GIVEN INSTRUCTION: Search the entries below. Return every line that has "name" in it.

# EXCERPTED RECORDS start

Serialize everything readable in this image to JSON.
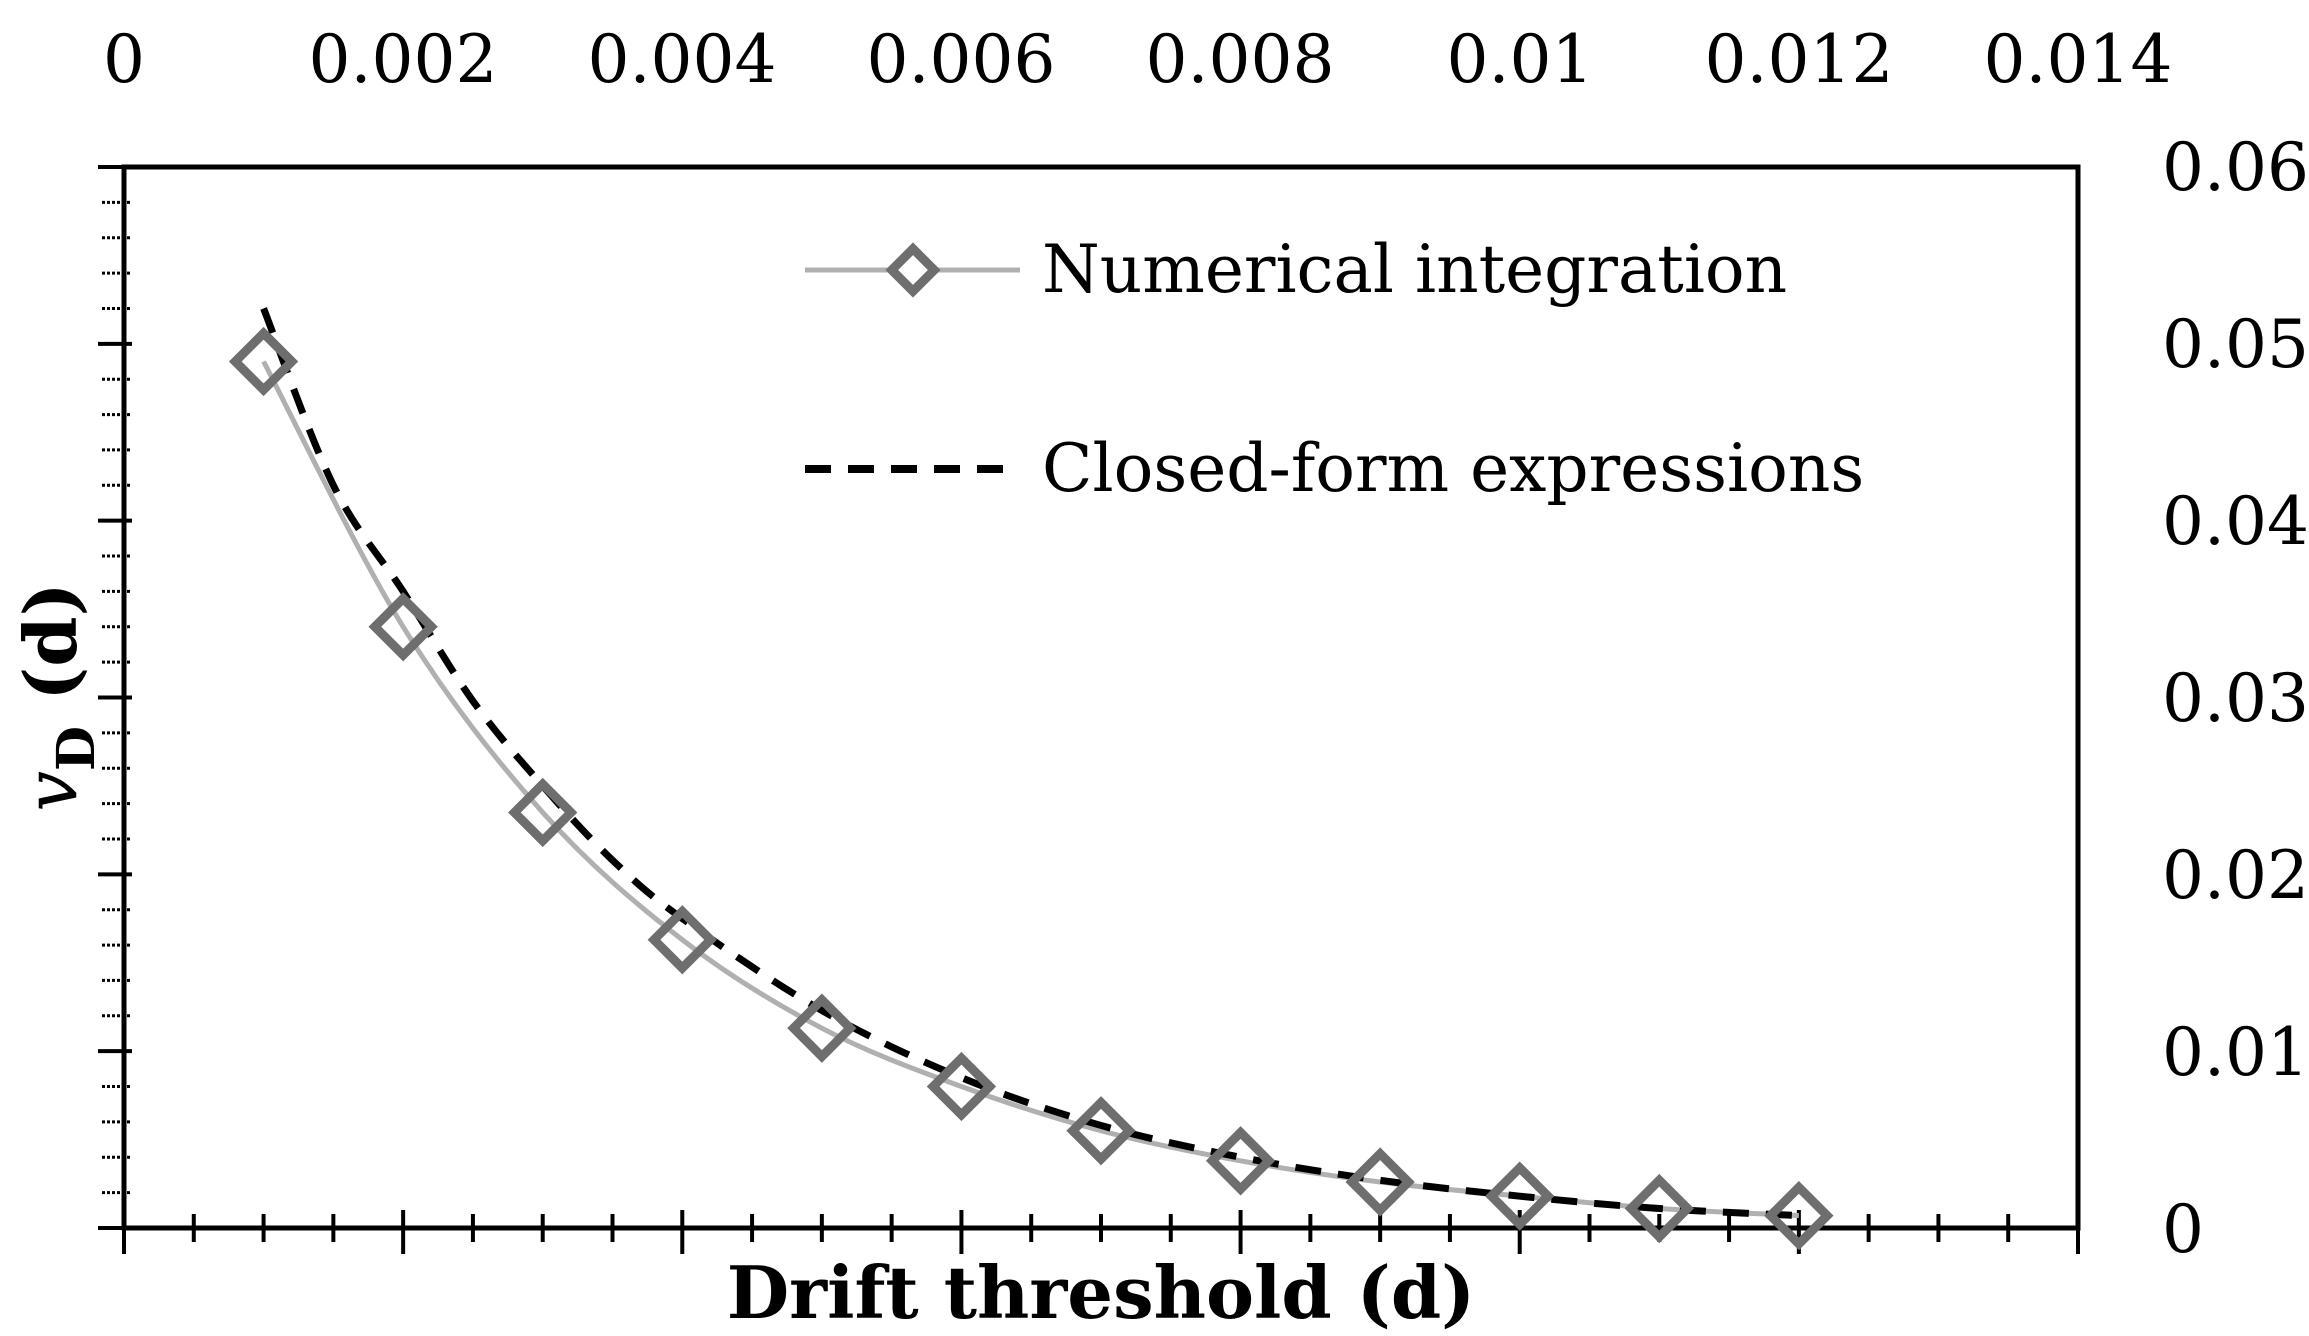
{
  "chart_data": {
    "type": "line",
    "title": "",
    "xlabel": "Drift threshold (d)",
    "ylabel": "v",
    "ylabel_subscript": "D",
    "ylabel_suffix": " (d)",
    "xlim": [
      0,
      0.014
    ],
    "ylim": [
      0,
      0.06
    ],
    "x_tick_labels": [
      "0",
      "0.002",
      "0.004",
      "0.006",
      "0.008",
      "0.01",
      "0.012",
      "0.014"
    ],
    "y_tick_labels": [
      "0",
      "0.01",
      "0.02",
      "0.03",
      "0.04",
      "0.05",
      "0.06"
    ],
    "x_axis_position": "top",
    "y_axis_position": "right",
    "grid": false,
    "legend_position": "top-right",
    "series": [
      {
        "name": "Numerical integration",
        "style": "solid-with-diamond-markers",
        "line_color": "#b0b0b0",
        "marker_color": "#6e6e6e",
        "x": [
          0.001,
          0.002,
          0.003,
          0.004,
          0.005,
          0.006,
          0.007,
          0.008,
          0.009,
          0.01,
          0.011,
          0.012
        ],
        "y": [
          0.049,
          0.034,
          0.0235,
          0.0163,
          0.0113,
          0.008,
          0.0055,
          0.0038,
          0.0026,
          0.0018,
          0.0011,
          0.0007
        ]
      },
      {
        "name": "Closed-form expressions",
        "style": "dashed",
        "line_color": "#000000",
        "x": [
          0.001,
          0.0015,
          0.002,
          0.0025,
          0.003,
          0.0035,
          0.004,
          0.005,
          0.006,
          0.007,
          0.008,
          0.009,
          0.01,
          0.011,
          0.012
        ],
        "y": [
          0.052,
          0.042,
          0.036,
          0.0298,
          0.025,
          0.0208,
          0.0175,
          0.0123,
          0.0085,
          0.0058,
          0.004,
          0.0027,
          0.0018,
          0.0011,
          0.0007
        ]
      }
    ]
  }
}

# EXCERPTED RECORDS end

EXERCISE RESPONSE:
        "name": "Numerical integration",
        "name": "Closed-form expressions",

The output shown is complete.